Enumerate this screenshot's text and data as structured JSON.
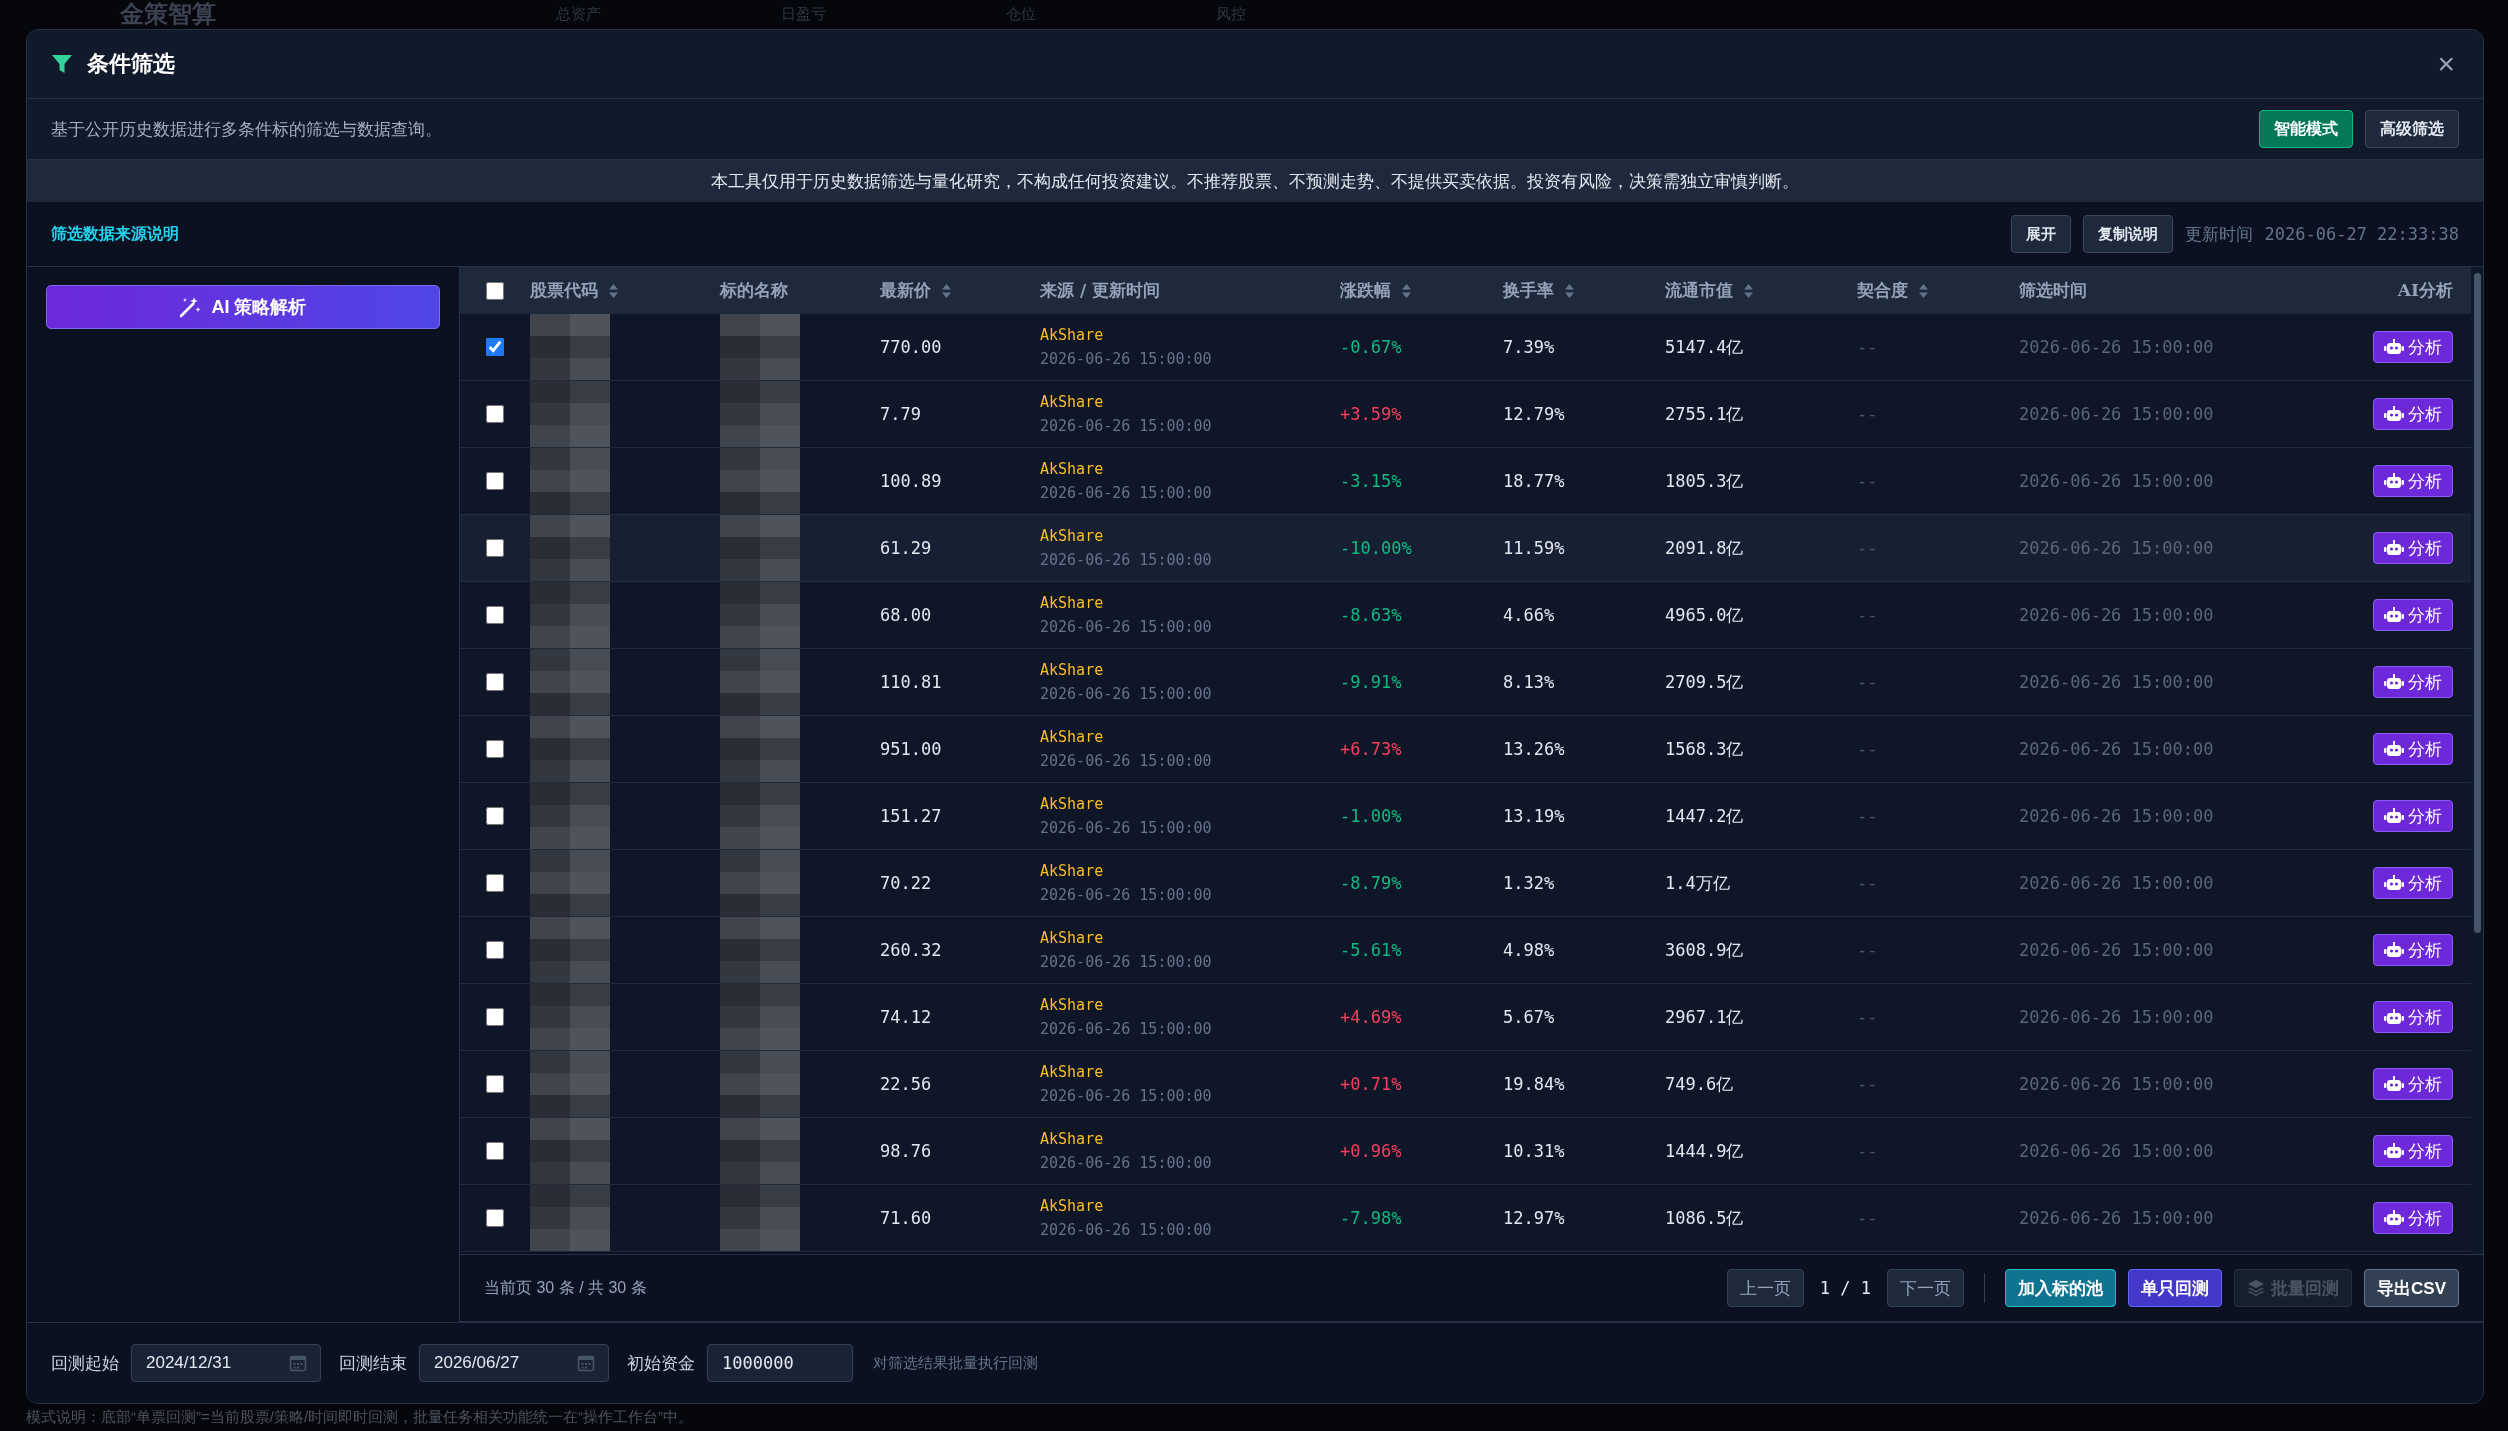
{
  "backdrop": {
    "app_title": "金策智算",
    "stats": [
      "总资产",
      "日盈亏",
      "仓位",
      "风控"
    ],
    "footer_note": "模式说明：底部“单票回测”=当前股票/策略/时间即时回测，批量任务相关功能统一在“操作工作台”中。"
  },
  "dialog": {
    "title": "条件筛选",
    "close": "×",
    "description": "基于公开历史数据进行多条件标的筛选与数据查询。",
    "mode_buttons": [
      {
        "label": "智能模式",
        "selected": true
      },
      {
        "label": "高级筛选",
        "selected": false
      }
    ],
    "disclaimer": "本工具仅用于历史数据筛选与量化研究，不构成任何投资建议。不推荐股票、不预测走势、不提供买卖依据。投资有风险，决策需独立审慎判断。",
    "source_link": "筛选数据来源说明",
    "expand_button": "展开",
    "copy_button": "复制说明",
    "updated_label": "更新时间",
    "updated_time": "2026-06-27 22:33:38"
  },
  "sidebar": {
    "ai_button": "AI 策略解析"
  },
  "table": {
    "select_all": false,
    "columns": [
      {
        "label": "股票代码",
        "sortable": true
      },
      {
        "label": "标的名称",
        "sortable": false
      },
      {
        "label": "最新价",
        "sortable": true
      },
      {
        "label": "来源 / 更新时间",
        "sortable": false
      },
      {
        "label": "涨跌幅",
        "sortable": true
      },
      {
        "label": "换手率",
        "sortable": true
      },
      {
        "label": "流通市值",
        "sortable": true
      },
      {
        "label": "契合度",
        "sortable": true
      },
      {
        "label": "筛选时间",
        "sortable": false
      },
      {
        "label": "AI分析",
        "sortable": false
      }
    ],
    "rows": [
      {
        "selected": true,
        "hovered": false,
        "price": "770.00",
        "source": "AkShare",
        "updated": "2026-06-26 15:00:00",
        "change": "-0.67%",
        "color": "#10b981",
        "turnover": "7.39%",
        "market_cap": "5147.4亿",
        "fit": "--",
        "screen_time": "2026-06-26 15:00:00",
        "action": "分析"
      },
      {
        "selected": false,
        "hovered": false,
        "price": "7.79",
        "source": "AkShare",
        "updated": "2026-06-26 15:00:00",
        "change": "+3.59%",
        "color": "#f43f5e",
        "turnover": "12.79%",
        "market_cap": "2755.1亿",
        "fit": "--",
        "screen_time": "2026-06-26 15:00:00",
        "action": "分析"
      },
      {
        "selected": false,
        "hovered": false,
        "price": "100.89",
        "source": "AkShare",
        "updated": "2026-06-26 15:00:00",
        "change": "-3.15%",
        "color": "#10b981",
        "turnover": "18.77%",
        "market_cap": "1805.3亿",
        "fit": "--",
        "screen_time": "2026-06-26 15:00:00",
        "action": "分析"
      },
      {
        "selected": false,
        "hovered": true,
        "price": "61.29",
        "source": "AkShare",
        "updated": "2026-06-26 15:00:00",
        "change": "-10.00%",
        "color": "#10b981",
        "turnover": "11.59%",
        "market_cap": "2091.8亿",
        "fit": "--",
        "screen_time": "2026-06-26 15:00:00",
        "action": "分析"
      },
      {
        "selected": false,
        "hovered": false,
        "price": "68.00",
        "source": "AkShare",
        "updated": "2026-06-26 15:00:00",
        "change": "-8.63%",
        "color": "#10b981",
        "turnover": "4.66%",
        "market_cap": "4965.0亿",
        "fit": "--",
        "screen_time": "2026-06-26 15:00:00",
        "action": "分析"
      },
      {
        "selected": false,
        "hovered": false,
        "price": "110.81",
        "source": "AkShare",
        "updated": "2026-06-26 15:00:00",
        "change": "-9.91%",
        "color": "#10b981",
        "turnover": "8.13%",
        "market_cap": "2709.5亿",
        "fit": "--",
        "screen_time": "2026-06-26 15:00:00",
        "action": "分析"
      },
      {
        "selected": false,
        "hovered": false,
        "price": "951.00",
        "source": "AkShare",
        "updated": "2026-06-26 15:00:00",
        "change": "+6.73%",
        "color": "#f43f5e",
        "turnover": "13.26%",
        "market_cap": "1568.3亿",
        "fit": "--",
        "screen_time": "2026-06-26 15:00:00",
        "action": "分析"
      },
      {
        "selected": false,
        "hovered": false,
        "price": "151.27",
        "source": "AkShare",
        "updated": "2026-06-26 15:00:00",
        "change": "-1.00%",
        "color": "#10b981",
        "turnover": "13.19%",
        "market_cap": "1447.2亿",
        "fit": "--",
        "screen_time": "2026-06-26 15:00:00",
        "action": "分析"
      },
      {
        "selected": false,
        "hovered": false,
        "price": "70.22",
        "source": "AkShare",
        "updated": "2026-06-26 15:00:00",
        "change": "-8.79%",
        "color": "#10b981",
        "turnover": "1.32%",
        "market_cap": "1.4万亿",
        "fit": "--",
        "screen_time": "2026-06-26 15:00:00",
        "action": "分析"
      },
      {
        "selected": false,
        "hovered": false,
        "price": "260.32",
        "source": "AkShare",
        "updated": "2026-06-26 15:00:00",
        "change": "-5.61%",
        "color": "#10b981",
        "turnover": "4.98%",
        "market_cap": "3608.9亿",
        "fit": "--",
        "screen_time": "2026-06-26 15:00:00",
        "action": "分析"
      },
      {
        "selected": false,
        "hovered": false,
        "price": "74.12",
        "source": "AkShare",
        "updated": "2026-06-26 15:00:00",
        "change": "+4.69%",
        "color": "#f43f5e",
        "turnover": "5.67%",
        "market_cap": "2967.1亿",
        "fit": "--",
        "screen_time": "2026-06-26 15:00:00",
        "action": "分析"
      },
      {
        "selected": false,
        "hovered": false,
        "price": "22.56",
        "source": "AkShare",
        "updated": "2026-06-26 15:00:00",
        "change": "+0.71%",
        "color": "#f43f5e",
        "turnover": "19.84%",
        "market_cap": "749.6亿",
        "fit": "--",
        "screen_time": "2026-06-26 15:00:00",
        "action": "分析"
      },
      {
        "selected": false,
        "hovered": false,
        "price": "98.76",
        "source": "AkShare",
        "updated": "2026-06-26 15:00:00",
        "change": "+0.96%",
        "color": "#f43f5e",
        "turnover": "10.31%",
        "market_cap": "1444.9亿",
        "fit": "--",
        "screen_time": "2026-06-26 15:00:00",
        "action": "分析"
      },
      {
        "selected": false,
        "hovered": false,
        "price": "71.60",
        "source": "AkShare",
        "updated": "2026-06-26 15:00:00",
        "change": "-7.98%",
        "color": "#10b981",
        "turnover": "12.97%",
        "market_cap": "1086.5亿",
        "fit": "--",
        "screen_time": "2026-06-26 15:00:00",
        "action": "分析"
      }
    ]
  },
  "pager": {
    "summary": "当前页 30 条 / 共 30 条",
    "prev": "上一页",
    "page": "1 / 1",
    "next": "下一页",
    "actions": [
      {
        "label": "加入标的池",
        "kind": "teal",
        "disabled": false
      },
      {
        "label": "单只回测",
        "kind": "indigo",
        "disabled": false
      },
      {
        "label": "批量回测",
        "kind": "layers",
        "disabled": true
      },
      {
        "label": "导出CSV",
        "kind": "plain",
        "disabled": false
      }
    ]
  },
  "backtest": {
    "fields": [
      {
        "label": "回测起始",
        "value": "2024/12/31",
        "kind": "date"
      },
      {
        "label": "回测结束",
        "value": "2026/06/27",
        "kind": "date"
      },
      {
        "label": "初始资金",
        "value": "1000000",
        "kind": "number"
      }
    ],
    "hint": "对筛选结果批量执行回测"
  }
}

■ ■ ■ ■

Exercise task —
Write the records above out again exactly, with no pictures in your copy.

Task response —
Enumerate this screenshot's text and data as structured JSON.
{
  "backdrop": {
    "app_title": "金策智算",
    "stats": [
      "总资产",
      "日盈亏",
      "仓位",
      "风控"
    ],
    "footer_note": "模式说明：底部“单票回测”=当前股票/策略/时间即时回测，批量任务相关功能统一在“操作工作台”中。"
  },
  "dialog": {
    "title": "条件筛选",
    "close": "×",
    "description": "基于公开历史数据进行多条件标的筛选与数据查询。",
    "mode_buttons": [
      {
        "label": "智能模式",
        "selected": true
      },
      {
        "label": "高级筛选",
        "selected": false
      }
    ],
    "disclaimer": "本工具仅用于历史数据筛选与量化研究，不构成任何投资建议。不推荐股票、不预测走势、不提供买卖依据。投资有风险，决策需独立审慎判断。",
    "source_link": "筛选数据来源说明",
    "expand_button": "展开",
    "copy_button": "复制说明",
    "updated_label": "更新时间",
    "updated_time": "2026-06-27 22:33:38"
  },
  "sidebar": {
    "ai_button": "AI 策略解析"
  },
  "table": {
    "select_all": false,
    "columns": [
      {
        "label": "股票代码",
        "sortable": true
      },
      {
        "label": "标的名称",
        "sortable": false
      },
      {
        "label": "最新价",
        "sortable": true
      },
      {
        "label": "来源 / 更新时间",
        "sortable": false
      },
      {
        "label": "涨跌幅",
        "sortable": true
      },
      {
        "label": "换手率",
        "sortable": true
      },
      {
        "label": "流通市值",
        "sortable": true
      },
      {
        "label": "契合度",
        "sortable": true
      },
      {
        "label": "筛选时间",
        "sortable": false
      },
      {
        "label": "AI分析",
        "sortable": false
      }
    ],
    "rows": [
      {
        "selected": true,
        "hovered": false,
        "price": "770.00",
        "source": "AkShare",
        "updated": "2026-06-26 15:00:00",
        "change": "-0.67%",
        "color": "#10b981",
        "turnover": "7.39%",
        "market_cap": "5147.4亿",
        "fit": "--",
        "screen_time": "2026-06-26 15:00:00",
        "action": "分析"
      },
      {
        "selected": false,
        "hovered": false,
        "price": "7.79",
        "source": "AkShare",
        "updated": "2026-06-26 15:00:00",
        "change": "+3.59%",
        "color": "#f43f5e",
        "turnover": "12.79%",
        "market_cap": "2755.1亿",
        "fit": "--",
        "screen_time": "2026-06-26 15:00:00",
        "action": "分析"
      },
      {
        "selected": false,
        "hovered": false,
        "price": "100.89",
        "source": "AkShare",
        "updated": "2026-06-26 15:00:00",
        "change": "-3.15%",
        "color": "#10b981",
        "turnover": "18.77%",
        "market_cap": "1805.3亿",
        "fit": "--",
        "screen_time": "2026-06-26 15:00:00",
        "action": "分析"
      },
      {
        "selected": false,
        "hovered": true,
        "price": "61.29",
        "source": "AkShare",
        "updated": "2026-06-26 15:00:00",
        "change": "-10.00%",
        "color": "#10b981",
        "turnover": "11.59%",
        "market_cap": "2091.8亿",
        "fit": "--",
        "screen_time": "2026-06-26 15:00:00",
        "action": "分析"
      },
      {
        "selected": false,
        "hovered": false,
        "price": "68.00",
        "source": "AkShare",
        "updated": "2026-06-26 15:00:00",
        "change": "-8.63%",
        "color": "#10b981",
        "turnover": "4.66%",
        "market_cap": "4965.0亿",
        "fit": "--",
        "screen_time": "2026-06-26 15:00:00",
        "action": "分析"
      },
      {
        "selected": false,
        "hovered": false,
        "price": "110.81",
        "source": "AkShare",
        "updated": "2026-06-26 15:00:00",
        "change": "-9.91%",
        "color": "#10b981",
        "turnover": "8.13%",
        "market_cap": "2709.5亿",
        "fit": "--",
        "screen_time": "2026-06-26 15:00:00",
        "action": "分析"
      },
      {
        "selected": false,
        "hovered": false,
        "price": "951.00",
        "source": "AkShare",
        "updated": "2026-06-26 15:00:00",
        "change": "+6.73%",
        "color": "#f43f5e",
        "turnover": "13.26%",
        "market_cap": "1568.3亿",
        "fit": "--",
        "screen_time": "2026-06-26 15:00:00",
        "action": "分析"
      },
      {
        "selected": false,
        "hovered": false,
        "price": "151.27",
        "source": "AkShare",
        "updated": "2026-06-26 15:00:00",
        "change": "-1.00%",
        "color": "#10b981",
        "turnover": "13.19%",
        "market_cap": "1447.2亿",
        "fit": "--",
        "screen_time": "2026-06-26 15:00:00",
        "action": "分析"
      },
      {
        "selected": false,
        "hovered": false,
        "price": "70.22",
        "source": "AkShare",
        "updated": "2026-06-26 15:00:00",
        "change": "-8.79%",
        "color": "#10b981",
        "turnover": "1.32%",
        "market_cap": "1.4万亿",
        "fit": "--",
        "screen_time": "2026-06-26 15:00:00",
        "action": "分析"
      },
      {
        "selected": false,
        "hovered": false,
        "price": "260.32",
        "source": "AkShare",
        "updated": "2026-06-26 15:00:00",
        "change": "-5.61%",
        "color": "#10b981",
        "turnover": "4.98%",
        "market_cap": "3608.9亿",
        "fit": "--",
        "screen_time": "2026-06-26 15:00:00",
        "action": "分析"
      },
      {
        "selected": false,
        "hovered": false,
        "price": "74.12",
        "source": "AkShare",
        "updated": "2026-06-26 15:00:00",
        "change": "+4.69%",
        "color": "#f43f5e",
        "turnover": "5.67%",
        "market_cap": "2967.1亿",
        "fit": "--",
        "screen_time": "2026-06-26 15:00:00",
        "action": "分析"
      },
      {
        "selected": false,
        "hovered": false,
        "price": "22.56",
        "source": "AkShare",
        "updated": "2026-06-26 15:00:00",
        "change": "+0.71%",
        "color": "#f43f5e",
        "turnover": "19.84%",
        "market_cap": "749.6亿",
        "fit": "--",
        "screen_time": "2026-06-26 15:00:00",
        "action": "分析"
      },
      {
        "selected": false,
        "hovered": false,
        "price": "98.76",
        "source": "AkShare",
        "updated": "2026-06-26 15:00:00",
        "change": "+0.96%",
        "color": "#f43f5e",
        "turnover": "10.31%",
        "market_cap": "1444.9亿",
        "fit": "--",
        "screen_time": "2026-06-26 15:00:00",
        "action": "分析"
      },
      {
        "selected": false,
        "hovered": false,
        "price": "71.60",
        "source": "AkShare",
        "updated": "2026-06-26 15:00:00",
        "change": "-7.98%",
        "color": "#10b981",
        "turnover": "12.97%",
        "market_cap": "1086.5亿",
        "fit": "--",
        "screen_time": "2026-06-26 15:00:00",
        "action": "分析"
      }
    ]
  },
  "pager": {
    "summary": "当前页 30 条 / 共 30 条",
    "prev": "上一页",
    "page": "1 / 1",
    "next": "下一页",
    "actions": [
      {
        "label": "加入标的池",
        "kind": "teal",
        "disabled": false
      },
      {
        "label": "单只回测",
        "kind": "indigo",
        "disabled": false
      },
      {
        "label": "批量回测",
        "kind": "layers",
        "disabled": true
      },
      {
        "label": "导出CSV",
        "kind": "plain",
        "disabled": false
      }
    ]
  },
  "backtest": {
    "fields": [
      {
        "label": "回测起始",
        "value": "2024/12/31",
        "kind": "date"
      },
      {
        "label": "回测结束",
        "value": "2026/06/27",
        "kind": "date"
      },
      {
        "label": "初始资金",
        "value": "1000000",
        "kind": "number"
      }
    ],
    "hint": "对筛选结果批量执行回测"
  }
}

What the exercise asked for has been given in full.